### 컴퓨터는 1초에 100M번 동작
- n = 5,000 -> $O(n^2)$
- n = 200,000 -> $O(n\log n)$

### 수 하나는 4-8 Bytes
- int a[10000000] -> 40,000,000B = 40MB
- int a[5000][5000] -> 100,000,000B = 100MB

## Classics

### Factorization

In [70]:
def factorize(n):
    factors = []
    
    i = 2
    while n!=1:
        if n%i == 0:
            n = n/i
            factors.append(i)
        else:
            i += 1
            
    return factors

n = 12
print(factorize(n))

[2, 2, 3]


### GCD, LCM

In [69]:
def gcd(a, b):
    while b>0:
        a, b = b, a%b
    return a

def lcm(a, b):
    return a*b // gcd(a, b)

a, b = 6, 21
print(gcd(a, b))
print(lcm(a, b))

3
42


### Prime

In [72]:
def is_prime(n):
    if n==0 or n==1:
        return False
    
    if n==2 or n==3:
        return True
    
    for i in range(2, int(n**0.5)+1):
        if n%i == 0:
            return False
    
    return True

n = 23
print(is_prime(n))

True


In [100]:
def sieve_of_eratosthenes(n):
    primes = [False, False] + [True]*(n-1)

▸ 제공된 행:

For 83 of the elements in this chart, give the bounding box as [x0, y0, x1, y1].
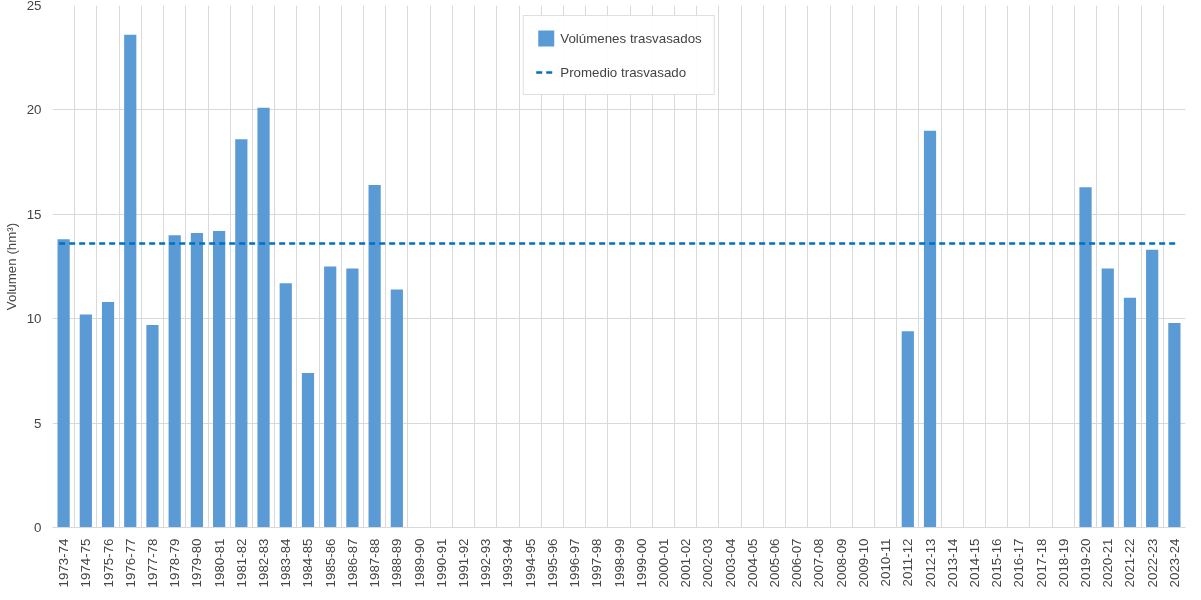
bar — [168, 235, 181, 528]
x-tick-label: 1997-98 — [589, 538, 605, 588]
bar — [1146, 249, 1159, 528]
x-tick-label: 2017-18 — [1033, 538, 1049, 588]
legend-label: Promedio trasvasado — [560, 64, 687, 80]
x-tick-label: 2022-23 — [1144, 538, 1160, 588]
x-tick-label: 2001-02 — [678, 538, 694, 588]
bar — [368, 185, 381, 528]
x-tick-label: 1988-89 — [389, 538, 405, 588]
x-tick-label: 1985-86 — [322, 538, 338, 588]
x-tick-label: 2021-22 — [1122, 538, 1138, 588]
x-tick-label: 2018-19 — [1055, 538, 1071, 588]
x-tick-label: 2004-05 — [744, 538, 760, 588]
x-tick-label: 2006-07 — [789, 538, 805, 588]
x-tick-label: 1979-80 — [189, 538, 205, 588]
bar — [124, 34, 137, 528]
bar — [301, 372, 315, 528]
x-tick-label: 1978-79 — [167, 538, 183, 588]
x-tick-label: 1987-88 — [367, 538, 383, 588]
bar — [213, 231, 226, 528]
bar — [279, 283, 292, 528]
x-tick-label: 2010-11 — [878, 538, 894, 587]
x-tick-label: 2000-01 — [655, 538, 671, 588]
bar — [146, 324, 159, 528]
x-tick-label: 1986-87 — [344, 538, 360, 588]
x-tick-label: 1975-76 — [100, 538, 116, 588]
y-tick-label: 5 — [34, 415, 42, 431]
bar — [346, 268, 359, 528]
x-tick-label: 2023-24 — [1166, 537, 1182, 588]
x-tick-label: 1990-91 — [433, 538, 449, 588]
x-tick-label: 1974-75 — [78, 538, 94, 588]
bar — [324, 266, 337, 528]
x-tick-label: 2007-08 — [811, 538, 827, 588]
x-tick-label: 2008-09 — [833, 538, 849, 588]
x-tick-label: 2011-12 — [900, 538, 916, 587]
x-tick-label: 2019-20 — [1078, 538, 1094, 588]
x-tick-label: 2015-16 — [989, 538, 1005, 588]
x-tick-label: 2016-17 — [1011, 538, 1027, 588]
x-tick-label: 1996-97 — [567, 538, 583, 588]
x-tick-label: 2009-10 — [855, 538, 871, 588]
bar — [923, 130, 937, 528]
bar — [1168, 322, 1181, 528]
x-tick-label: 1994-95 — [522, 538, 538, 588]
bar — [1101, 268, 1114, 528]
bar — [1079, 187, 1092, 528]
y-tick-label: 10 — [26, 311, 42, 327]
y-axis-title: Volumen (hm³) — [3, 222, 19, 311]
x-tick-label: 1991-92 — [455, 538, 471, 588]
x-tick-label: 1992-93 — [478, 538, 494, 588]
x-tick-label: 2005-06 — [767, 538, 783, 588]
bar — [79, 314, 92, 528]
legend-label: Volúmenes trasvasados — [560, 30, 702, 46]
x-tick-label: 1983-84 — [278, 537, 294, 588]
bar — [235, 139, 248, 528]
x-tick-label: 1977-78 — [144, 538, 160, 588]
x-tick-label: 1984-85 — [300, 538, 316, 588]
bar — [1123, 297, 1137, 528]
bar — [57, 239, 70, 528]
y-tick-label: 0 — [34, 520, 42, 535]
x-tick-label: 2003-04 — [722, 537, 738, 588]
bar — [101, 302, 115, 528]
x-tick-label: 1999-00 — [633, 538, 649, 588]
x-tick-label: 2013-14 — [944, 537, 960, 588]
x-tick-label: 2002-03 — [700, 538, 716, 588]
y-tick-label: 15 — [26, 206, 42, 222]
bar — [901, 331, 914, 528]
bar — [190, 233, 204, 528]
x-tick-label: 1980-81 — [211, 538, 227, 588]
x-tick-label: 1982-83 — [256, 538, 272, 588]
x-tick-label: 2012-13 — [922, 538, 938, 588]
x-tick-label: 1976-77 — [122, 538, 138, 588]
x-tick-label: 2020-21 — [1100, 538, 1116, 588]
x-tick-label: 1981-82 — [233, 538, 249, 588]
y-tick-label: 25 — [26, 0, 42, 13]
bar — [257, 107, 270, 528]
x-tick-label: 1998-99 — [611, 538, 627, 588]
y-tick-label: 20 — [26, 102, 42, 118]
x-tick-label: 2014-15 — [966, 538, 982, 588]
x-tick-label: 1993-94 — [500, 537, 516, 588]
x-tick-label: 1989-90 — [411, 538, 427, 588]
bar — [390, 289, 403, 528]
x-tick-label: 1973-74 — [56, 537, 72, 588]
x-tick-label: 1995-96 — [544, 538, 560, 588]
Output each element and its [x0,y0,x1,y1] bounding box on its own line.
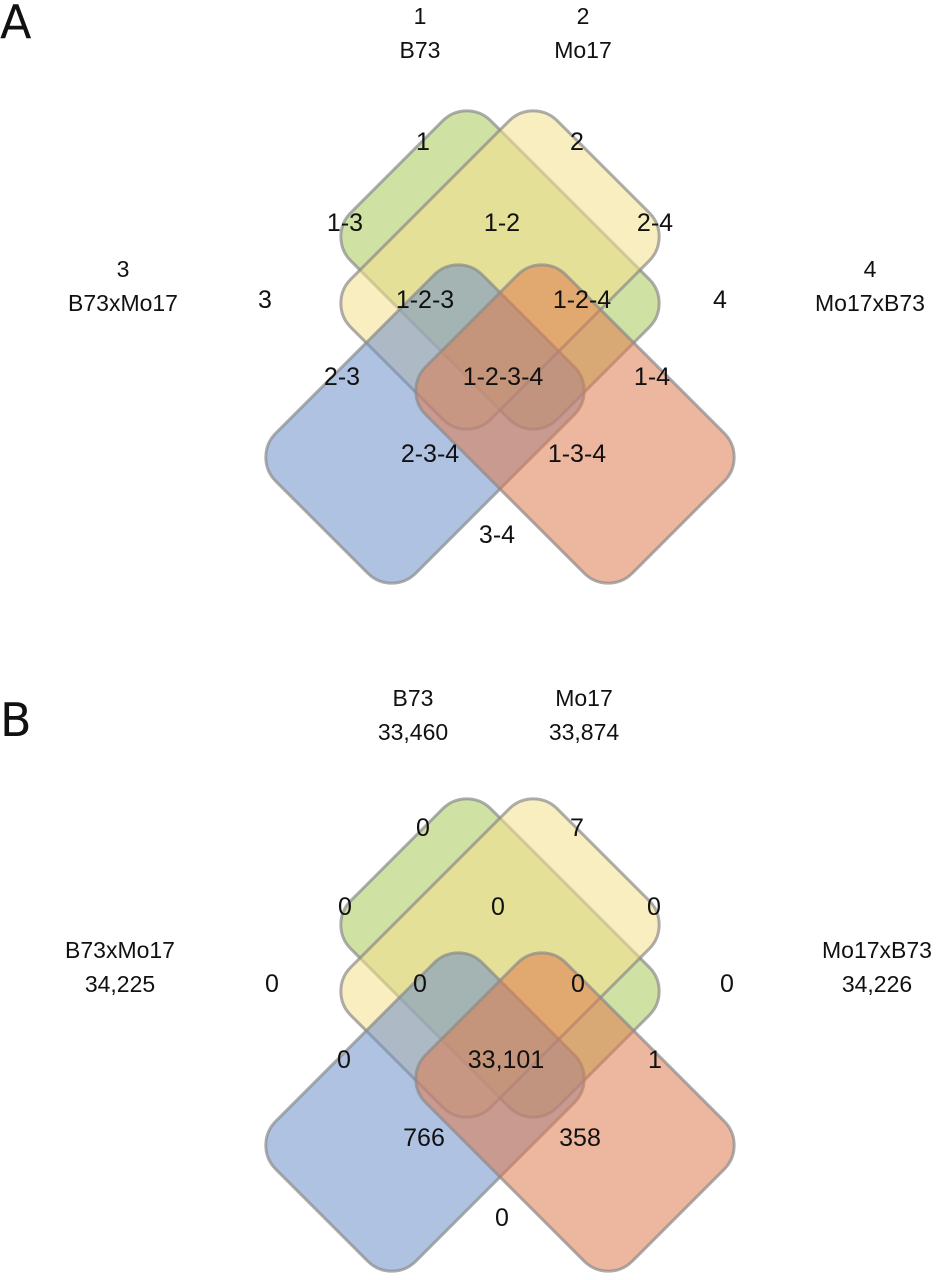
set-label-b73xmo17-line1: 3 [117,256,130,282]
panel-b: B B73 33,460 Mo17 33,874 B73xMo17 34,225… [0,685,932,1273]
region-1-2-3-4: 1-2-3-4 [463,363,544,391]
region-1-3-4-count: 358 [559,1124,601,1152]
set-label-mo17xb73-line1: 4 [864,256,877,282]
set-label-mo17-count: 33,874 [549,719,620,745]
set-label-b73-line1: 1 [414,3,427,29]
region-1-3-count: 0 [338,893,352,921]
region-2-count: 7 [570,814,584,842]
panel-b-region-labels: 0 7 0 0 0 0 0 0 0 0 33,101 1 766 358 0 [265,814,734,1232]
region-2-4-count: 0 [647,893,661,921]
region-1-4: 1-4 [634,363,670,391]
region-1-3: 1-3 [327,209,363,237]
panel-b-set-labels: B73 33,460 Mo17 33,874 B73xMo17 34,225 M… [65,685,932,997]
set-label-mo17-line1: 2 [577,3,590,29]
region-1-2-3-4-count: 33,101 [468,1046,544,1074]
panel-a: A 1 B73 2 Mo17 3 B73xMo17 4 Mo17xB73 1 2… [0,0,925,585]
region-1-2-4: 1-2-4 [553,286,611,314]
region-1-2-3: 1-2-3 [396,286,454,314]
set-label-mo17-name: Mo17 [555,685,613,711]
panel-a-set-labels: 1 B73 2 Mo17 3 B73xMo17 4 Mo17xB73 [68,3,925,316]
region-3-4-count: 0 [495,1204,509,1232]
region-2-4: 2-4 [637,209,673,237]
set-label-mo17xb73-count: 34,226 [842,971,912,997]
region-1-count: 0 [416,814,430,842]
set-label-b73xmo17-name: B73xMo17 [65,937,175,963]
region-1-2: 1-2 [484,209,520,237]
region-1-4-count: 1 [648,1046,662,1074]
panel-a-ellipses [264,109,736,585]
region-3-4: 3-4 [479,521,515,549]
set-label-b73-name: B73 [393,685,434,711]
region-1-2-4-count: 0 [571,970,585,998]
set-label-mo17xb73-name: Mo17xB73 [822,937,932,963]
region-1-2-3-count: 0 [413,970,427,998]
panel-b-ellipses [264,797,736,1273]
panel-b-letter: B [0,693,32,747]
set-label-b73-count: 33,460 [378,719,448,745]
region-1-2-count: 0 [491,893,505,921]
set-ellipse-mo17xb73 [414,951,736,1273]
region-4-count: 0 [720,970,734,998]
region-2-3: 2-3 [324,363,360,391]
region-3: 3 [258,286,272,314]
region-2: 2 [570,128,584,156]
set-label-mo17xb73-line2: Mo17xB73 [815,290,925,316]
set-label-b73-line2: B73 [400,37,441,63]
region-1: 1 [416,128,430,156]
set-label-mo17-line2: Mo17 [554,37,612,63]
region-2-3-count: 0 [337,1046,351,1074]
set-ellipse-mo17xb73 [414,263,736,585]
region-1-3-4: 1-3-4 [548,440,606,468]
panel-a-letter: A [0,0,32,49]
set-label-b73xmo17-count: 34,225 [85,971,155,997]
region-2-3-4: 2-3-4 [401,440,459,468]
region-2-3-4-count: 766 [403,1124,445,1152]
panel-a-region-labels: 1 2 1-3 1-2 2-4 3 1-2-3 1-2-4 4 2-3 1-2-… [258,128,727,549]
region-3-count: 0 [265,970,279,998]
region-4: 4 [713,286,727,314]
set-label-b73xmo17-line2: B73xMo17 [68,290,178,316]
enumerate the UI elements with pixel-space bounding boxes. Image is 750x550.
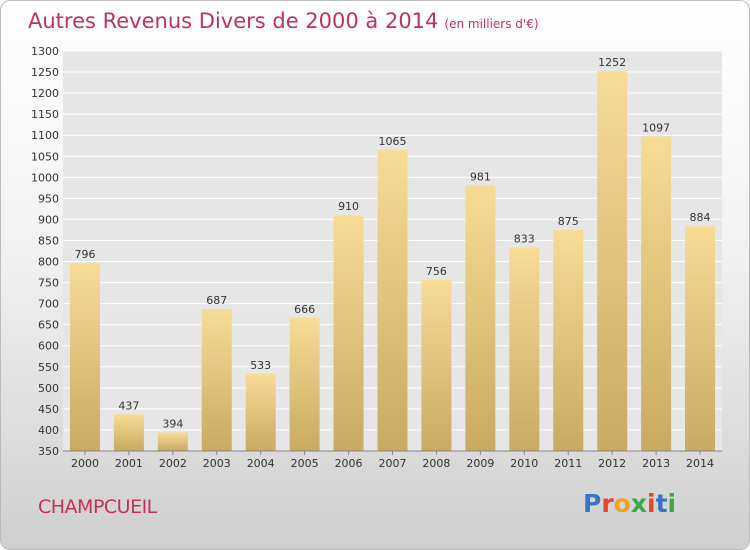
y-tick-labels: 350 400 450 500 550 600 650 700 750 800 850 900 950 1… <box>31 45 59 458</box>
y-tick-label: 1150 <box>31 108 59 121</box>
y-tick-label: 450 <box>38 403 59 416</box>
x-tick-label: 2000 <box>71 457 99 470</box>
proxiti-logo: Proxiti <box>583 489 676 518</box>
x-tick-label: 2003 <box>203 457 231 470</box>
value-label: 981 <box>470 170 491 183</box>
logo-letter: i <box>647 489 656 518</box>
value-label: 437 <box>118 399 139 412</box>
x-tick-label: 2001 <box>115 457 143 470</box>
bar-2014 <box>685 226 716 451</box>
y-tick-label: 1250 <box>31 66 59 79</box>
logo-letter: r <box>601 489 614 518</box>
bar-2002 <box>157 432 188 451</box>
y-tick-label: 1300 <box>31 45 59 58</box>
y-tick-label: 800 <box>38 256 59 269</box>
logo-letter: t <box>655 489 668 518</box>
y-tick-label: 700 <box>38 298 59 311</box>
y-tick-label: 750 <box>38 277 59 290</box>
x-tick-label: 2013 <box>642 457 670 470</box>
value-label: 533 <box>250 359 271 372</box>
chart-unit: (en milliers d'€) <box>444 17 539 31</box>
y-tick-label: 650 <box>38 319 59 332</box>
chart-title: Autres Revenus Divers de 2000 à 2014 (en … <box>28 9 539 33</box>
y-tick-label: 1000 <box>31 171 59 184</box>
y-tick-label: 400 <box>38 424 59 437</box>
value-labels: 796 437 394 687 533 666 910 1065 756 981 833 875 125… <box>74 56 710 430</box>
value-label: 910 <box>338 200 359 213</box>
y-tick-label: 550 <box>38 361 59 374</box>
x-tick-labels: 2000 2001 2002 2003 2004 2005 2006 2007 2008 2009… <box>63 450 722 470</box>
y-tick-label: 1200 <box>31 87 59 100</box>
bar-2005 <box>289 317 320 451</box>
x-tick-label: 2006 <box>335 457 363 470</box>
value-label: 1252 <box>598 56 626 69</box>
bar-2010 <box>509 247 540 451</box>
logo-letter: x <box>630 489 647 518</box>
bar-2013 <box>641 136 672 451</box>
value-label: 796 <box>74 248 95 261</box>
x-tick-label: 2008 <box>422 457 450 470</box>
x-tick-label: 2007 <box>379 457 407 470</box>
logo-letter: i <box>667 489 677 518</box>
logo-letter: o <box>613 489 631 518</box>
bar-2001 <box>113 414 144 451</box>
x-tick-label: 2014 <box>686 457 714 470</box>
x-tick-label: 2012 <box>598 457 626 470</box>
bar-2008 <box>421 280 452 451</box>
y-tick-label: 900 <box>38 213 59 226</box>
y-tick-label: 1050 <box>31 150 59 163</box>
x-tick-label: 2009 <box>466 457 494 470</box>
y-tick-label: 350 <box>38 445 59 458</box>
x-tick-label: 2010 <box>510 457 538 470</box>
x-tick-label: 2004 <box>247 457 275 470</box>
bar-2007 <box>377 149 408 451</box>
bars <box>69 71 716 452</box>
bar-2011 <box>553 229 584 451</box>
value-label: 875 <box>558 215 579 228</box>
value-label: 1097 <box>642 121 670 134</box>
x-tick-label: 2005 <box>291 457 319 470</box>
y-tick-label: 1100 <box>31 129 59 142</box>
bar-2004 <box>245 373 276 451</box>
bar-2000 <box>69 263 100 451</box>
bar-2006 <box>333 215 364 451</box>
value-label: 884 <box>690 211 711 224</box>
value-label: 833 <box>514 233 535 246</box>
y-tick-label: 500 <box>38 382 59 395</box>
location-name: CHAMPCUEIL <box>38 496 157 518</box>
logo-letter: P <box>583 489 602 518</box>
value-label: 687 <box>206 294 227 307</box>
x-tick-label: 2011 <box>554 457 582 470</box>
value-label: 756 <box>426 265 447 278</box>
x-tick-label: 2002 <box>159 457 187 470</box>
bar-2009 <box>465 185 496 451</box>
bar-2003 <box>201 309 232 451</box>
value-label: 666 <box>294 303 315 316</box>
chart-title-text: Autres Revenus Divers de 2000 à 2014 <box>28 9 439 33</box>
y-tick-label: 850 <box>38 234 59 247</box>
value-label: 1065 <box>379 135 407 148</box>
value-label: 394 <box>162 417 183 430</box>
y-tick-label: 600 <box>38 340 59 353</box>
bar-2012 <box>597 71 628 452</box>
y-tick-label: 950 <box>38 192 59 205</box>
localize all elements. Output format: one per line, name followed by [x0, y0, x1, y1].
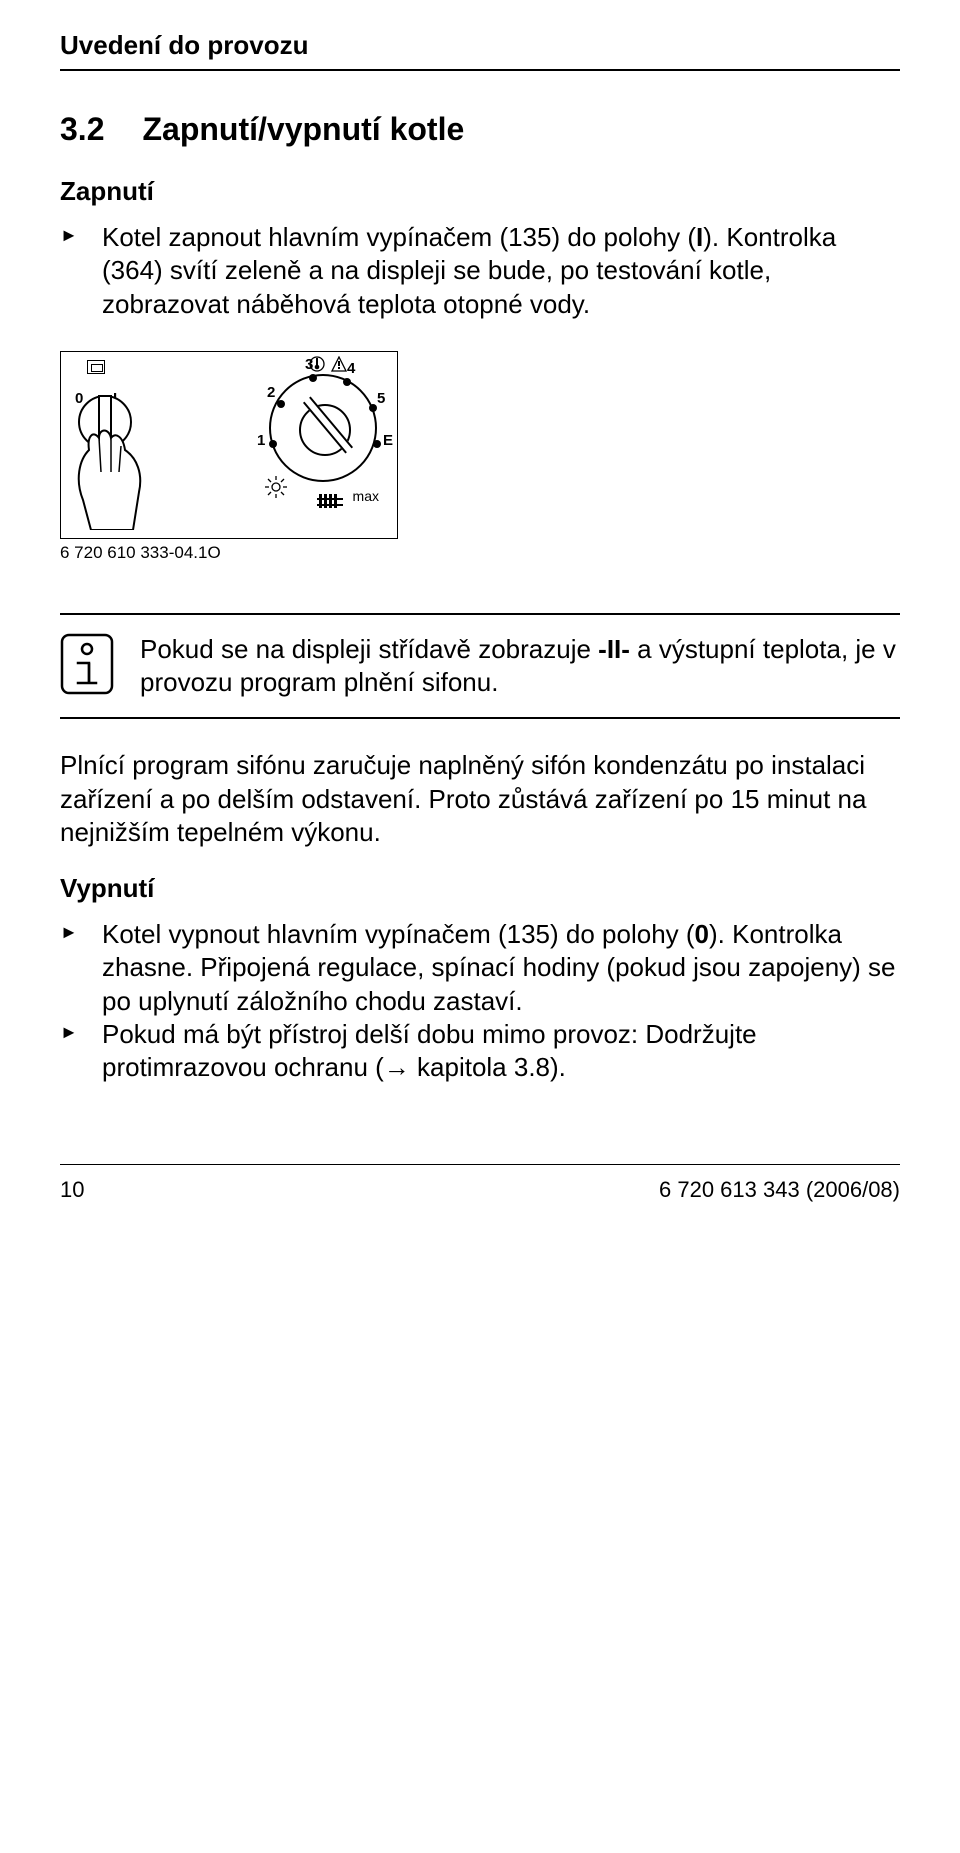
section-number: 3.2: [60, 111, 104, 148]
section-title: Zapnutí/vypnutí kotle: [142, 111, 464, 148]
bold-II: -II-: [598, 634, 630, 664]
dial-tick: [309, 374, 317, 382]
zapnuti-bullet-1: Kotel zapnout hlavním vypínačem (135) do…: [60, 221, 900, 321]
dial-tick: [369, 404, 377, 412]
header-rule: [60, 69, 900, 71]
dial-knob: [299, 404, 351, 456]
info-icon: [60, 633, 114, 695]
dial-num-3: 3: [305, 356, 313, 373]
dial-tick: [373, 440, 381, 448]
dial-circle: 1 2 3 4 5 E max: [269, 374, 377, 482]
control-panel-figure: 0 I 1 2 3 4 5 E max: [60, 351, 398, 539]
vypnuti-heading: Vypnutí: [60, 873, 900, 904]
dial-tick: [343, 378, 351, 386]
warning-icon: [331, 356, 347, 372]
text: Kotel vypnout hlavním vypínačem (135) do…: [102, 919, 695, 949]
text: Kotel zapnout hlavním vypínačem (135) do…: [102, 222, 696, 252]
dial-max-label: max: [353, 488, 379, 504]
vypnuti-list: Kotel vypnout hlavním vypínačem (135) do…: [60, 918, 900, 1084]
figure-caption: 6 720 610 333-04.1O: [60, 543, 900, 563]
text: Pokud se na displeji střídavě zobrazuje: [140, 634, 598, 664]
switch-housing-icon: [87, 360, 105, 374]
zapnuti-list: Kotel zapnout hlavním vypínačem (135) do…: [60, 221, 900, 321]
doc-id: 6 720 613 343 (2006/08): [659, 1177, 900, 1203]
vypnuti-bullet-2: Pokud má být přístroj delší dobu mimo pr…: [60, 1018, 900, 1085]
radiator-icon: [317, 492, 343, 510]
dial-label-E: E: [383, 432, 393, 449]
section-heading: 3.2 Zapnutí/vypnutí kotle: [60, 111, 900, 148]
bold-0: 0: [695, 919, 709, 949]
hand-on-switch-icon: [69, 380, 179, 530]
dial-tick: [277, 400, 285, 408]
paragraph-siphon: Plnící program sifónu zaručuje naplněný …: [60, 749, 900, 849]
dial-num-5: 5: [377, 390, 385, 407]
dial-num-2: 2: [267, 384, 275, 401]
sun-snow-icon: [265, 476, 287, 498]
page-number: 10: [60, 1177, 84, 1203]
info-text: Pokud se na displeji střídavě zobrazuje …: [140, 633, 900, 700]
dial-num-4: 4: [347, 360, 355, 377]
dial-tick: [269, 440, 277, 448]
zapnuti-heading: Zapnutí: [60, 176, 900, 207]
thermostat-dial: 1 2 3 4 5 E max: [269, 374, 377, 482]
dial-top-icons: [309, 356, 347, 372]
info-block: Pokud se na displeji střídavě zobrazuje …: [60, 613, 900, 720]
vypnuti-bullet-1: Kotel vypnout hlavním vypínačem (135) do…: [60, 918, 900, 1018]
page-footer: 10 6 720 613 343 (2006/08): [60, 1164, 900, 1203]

▸ 연습 문제:
1 > 발췌문에서 "### Factorization"부터 "factors.append(i)"까지 그 끝 부분을 포함해 그대로 인용하십시오.
2 > 위에 제공된 행 가운데 "y-tick-labels: 350 400"이 들어 있는 줄부터 "value-label: 981 <box>470 170 491 183</box>"가 들어 있는 줄까지, 양 끝 줄을 포함하여 그대로 출력하십시오.

▸ 풀이:
1 >
### Factorization

In [70]:
def factorize(n):
    factors = []
    
    i = 2
    while n!=1:
        if n%i == 0:
            n = n/i
            factors.append(i)

2 >
y-tick-labels: 350 400 450 500 550 600 650 700 750 800 850 900 950 1… <box>31 45 59 458</box>
y-tick-label: 1150 <box>31 108 59 121</box>
y-tick-label: 450 <box>38 403 59 416</box>
x-tick-label: 2000 <box>71 457 99 470</box>
proxiti-logo: Proxiti <box>583 489 676 518</box>
x-tick-label: 2003 <box>203 457 231 470</box>
value-label: 981 <box>470 170 491 183</box>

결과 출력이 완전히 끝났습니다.